Read through the data and count the lines that contain the string "Kralı"; give only the result.

• _INFORMATION SUPPLIED_:
::::::::::
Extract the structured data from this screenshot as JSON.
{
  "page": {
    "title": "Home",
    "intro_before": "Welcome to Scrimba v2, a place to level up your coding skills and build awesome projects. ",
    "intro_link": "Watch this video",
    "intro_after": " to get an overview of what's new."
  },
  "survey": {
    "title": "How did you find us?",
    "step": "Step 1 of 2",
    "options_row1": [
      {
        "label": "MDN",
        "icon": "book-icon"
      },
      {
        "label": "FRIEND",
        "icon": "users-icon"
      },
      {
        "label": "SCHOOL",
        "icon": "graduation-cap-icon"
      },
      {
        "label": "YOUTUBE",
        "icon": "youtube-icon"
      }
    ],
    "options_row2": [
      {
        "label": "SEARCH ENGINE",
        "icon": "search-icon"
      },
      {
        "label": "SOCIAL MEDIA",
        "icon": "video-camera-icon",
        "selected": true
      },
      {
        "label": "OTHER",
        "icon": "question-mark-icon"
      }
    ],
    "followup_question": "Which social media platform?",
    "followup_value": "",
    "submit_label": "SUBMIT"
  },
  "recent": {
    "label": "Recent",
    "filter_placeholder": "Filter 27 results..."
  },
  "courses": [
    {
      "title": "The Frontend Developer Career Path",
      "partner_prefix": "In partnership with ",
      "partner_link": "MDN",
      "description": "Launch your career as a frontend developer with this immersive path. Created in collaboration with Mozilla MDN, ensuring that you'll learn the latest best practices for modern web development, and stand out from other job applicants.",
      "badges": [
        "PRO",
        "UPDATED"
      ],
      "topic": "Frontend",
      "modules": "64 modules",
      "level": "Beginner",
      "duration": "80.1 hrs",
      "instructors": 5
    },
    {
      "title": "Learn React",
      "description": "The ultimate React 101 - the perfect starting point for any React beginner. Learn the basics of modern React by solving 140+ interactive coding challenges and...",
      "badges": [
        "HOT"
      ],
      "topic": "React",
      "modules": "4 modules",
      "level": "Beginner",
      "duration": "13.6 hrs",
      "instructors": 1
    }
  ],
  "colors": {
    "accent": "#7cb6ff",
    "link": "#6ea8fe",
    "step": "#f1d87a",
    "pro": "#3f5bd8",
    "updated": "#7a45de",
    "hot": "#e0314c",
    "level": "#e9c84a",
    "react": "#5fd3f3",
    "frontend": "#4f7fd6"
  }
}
::::::::::
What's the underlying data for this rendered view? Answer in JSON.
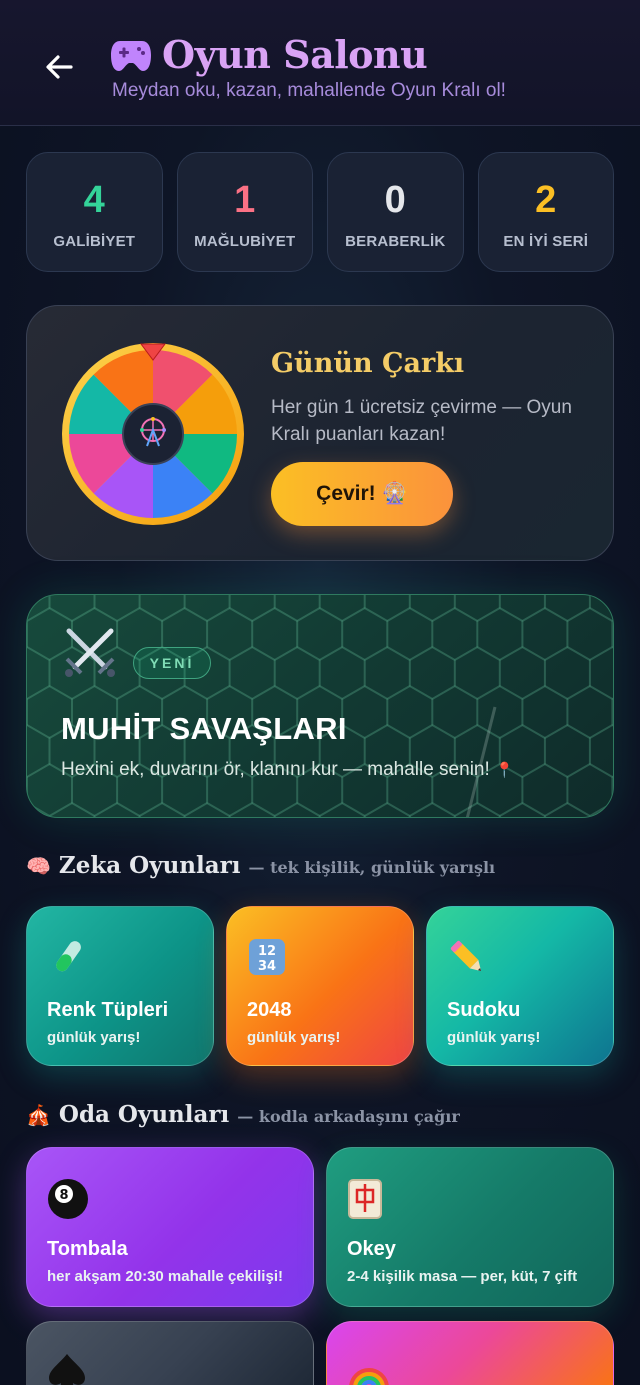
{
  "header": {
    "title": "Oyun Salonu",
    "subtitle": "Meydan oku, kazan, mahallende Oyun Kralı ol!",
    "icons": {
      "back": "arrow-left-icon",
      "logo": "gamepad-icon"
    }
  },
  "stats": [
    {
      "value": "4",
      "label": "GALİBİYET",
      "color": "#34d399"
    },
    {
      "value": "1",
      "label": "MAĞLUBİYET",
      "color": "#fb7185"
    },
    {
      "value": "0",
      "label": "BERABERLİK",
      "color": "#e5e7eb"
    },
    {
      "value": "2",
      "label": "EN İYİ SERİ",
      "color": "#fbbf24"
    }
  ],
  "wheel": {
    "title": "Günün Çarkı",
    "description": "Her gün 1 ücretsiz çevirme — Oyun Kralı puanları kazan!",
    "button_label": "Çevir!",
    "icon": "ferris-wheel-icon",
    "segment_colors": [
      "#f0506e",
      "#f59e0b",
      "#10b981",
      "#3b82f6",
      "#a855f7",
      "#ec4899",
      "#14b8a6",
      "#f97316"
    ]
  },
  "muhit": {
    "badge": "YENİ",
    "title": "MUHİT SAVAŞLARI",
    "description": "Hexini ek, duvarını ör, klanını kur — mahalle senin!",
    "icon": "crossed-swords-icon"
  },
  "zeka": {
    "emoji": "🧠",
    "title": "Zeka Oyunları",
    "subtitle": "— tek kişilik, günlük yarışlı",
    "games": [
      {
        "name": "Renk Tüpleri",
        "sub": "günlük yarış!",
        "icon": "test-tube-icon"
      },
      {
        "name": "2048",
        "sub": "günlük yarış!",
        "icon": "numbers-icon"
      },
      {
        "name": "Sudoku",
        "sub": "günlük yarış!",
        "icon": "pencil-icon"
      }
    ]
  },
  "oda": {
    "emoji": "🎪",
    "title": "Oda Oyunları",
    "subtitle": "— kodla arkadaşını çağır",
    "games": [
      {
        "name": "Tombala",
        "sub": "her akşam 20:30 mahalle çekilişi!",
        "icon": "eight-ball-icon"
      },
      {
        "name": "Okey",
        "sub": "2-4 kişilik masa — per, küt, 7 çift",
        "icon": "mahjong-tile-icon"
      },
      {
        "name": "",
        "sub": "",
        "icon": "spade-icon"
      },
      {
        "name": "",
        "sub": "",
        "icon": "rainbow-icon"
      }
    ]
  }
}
::::::::::
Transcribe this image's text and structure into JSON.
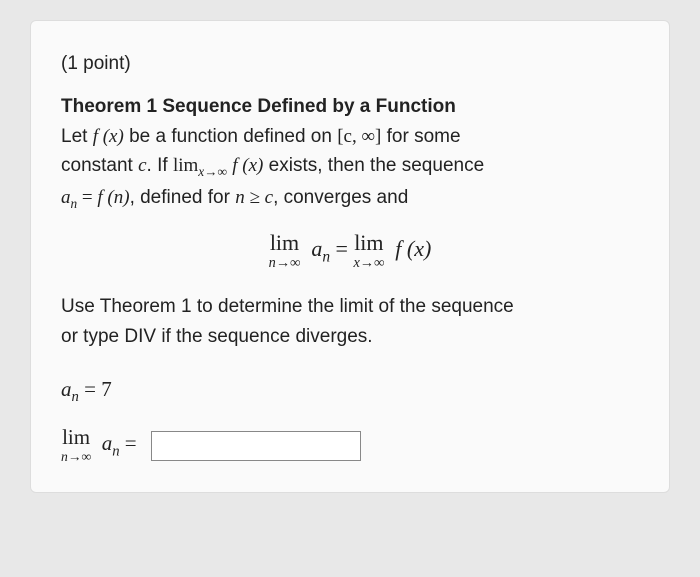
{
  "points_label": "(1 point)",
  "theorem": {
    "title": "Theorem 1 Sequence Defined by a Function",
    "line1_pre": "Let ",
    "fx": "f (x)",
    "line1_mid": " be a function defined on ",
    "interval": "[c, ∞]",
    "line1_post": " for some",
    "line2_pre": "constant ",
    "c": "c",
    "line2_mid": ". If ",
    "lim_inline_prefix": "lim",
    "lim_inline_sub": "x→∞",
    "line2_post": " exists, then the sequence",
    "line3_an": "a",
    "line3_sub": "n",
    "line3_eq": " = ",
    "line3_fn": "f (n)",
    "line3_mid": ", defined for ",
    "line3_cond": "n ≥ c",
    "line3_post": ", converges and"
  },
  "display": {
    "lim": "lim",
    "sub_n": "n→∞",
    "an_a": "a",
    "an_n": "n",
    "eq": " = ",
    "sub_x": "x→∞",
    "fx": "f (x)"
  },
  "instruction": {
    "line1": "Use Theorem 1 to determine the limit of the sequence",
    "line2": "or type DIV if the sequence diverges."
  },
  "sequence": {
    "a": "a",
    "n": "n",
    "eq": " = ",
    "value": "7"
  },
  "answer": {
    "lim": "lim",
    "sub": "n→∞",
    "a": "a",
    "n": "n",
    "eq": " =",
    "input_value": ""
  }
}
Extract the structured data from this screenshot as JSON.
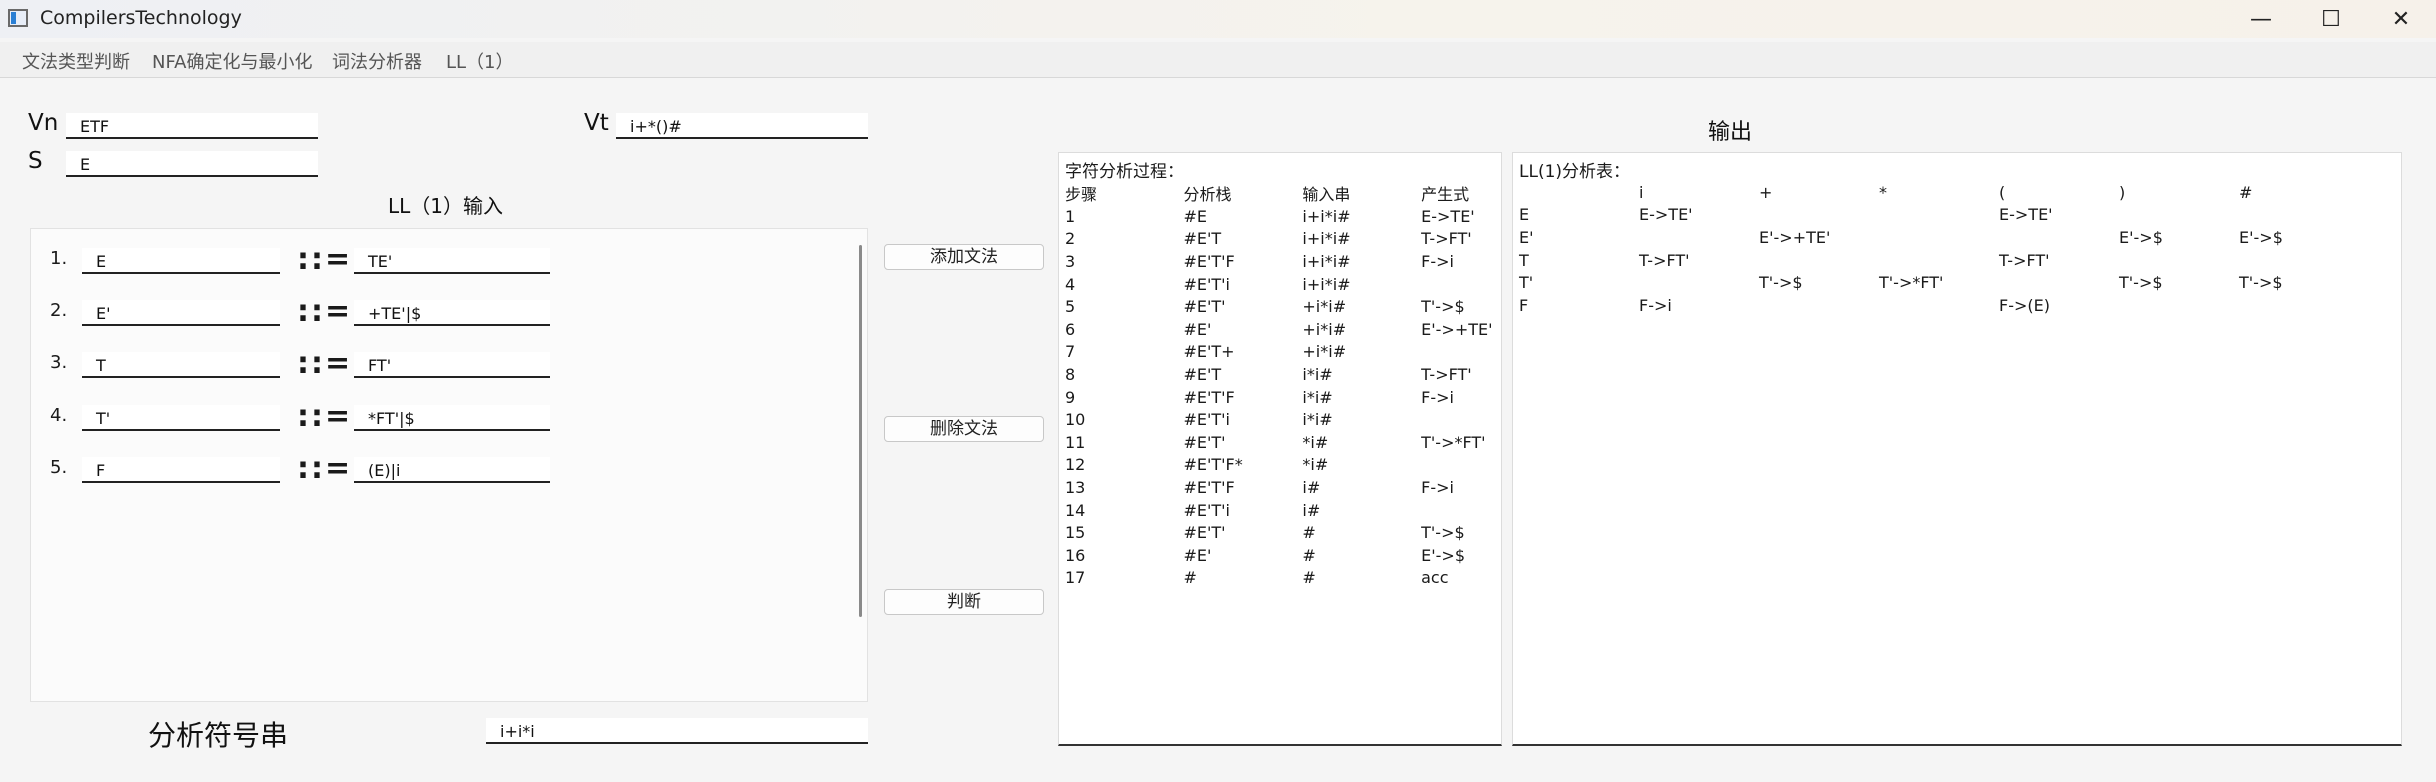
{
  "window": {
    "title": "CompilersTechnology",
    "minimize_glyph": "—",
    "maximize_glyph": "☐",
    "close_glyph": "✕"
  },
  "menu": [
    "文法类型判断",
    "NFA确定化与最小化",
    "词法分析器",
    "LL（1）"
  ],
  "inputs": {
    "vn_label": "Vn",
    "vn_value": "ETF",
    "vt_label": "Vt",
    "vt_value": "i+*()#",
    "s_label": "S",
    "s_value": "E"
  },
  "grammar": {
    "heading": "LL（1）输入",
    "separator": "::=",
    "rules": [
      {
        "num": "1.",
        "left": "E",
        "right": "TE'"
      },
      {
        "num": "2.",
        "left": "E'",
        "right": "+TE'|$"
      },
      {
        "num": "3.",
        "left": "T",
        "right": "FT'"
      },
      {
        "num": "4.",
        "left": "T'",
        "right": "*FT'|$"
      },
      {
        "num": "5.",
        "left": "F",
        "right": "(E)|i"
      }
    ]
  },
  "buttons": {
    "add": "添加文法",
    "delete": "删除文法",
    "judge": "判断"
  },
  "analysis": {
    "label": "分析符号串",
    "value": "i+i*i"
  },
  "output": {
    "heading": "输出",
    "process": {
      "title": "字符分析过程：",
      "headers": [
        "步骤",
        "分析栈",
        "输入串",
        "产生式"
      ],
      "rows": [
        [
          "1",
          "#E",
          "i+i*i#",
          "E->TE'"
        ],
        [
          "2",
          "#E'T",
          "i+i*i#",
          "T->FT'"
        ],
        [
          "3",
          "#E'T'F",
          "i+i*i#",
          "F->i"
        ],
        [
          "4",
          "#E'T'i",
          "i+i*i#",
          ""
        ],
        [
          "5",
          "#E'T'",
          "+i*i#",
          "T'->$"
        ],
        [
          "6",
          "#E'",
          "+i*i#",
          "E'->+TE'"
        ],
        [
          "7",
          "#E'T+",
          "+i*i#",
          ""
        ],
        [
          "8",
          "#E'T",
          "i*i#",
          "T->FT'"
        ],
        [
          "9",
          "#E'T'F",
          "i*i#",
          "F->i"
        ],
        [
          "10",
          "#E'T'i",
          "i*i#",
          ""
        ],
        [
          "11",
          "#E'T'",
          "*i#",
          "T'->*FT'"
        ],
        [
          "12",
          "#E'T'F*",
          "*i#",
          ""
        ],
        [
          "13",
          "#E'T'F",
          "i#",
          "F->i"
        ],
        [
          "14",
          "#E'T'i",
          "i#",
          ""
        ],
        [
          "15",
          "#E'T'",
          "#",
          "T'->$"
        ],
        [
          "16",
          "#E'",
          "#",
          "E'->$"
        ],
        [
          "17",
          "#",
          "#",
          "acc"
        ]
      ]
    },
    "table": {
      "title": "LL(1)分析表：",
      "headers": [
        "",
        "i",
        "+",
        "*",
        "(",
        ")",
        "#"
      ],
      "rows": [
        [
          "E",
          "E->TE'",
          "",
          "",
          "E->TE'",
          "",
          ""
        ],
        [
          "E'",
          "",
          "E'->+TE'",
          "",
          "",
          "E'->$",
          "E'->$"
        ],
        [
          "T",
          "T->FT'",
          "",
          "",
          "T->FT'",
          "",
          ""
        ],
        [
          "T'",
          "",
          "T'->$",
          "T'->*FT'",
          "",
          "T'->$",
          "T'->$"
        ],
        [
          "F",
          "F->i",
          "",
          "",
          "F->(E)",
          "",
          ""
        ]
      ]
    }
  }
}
::::::::::
• _EXERCISE ANSWER_: 2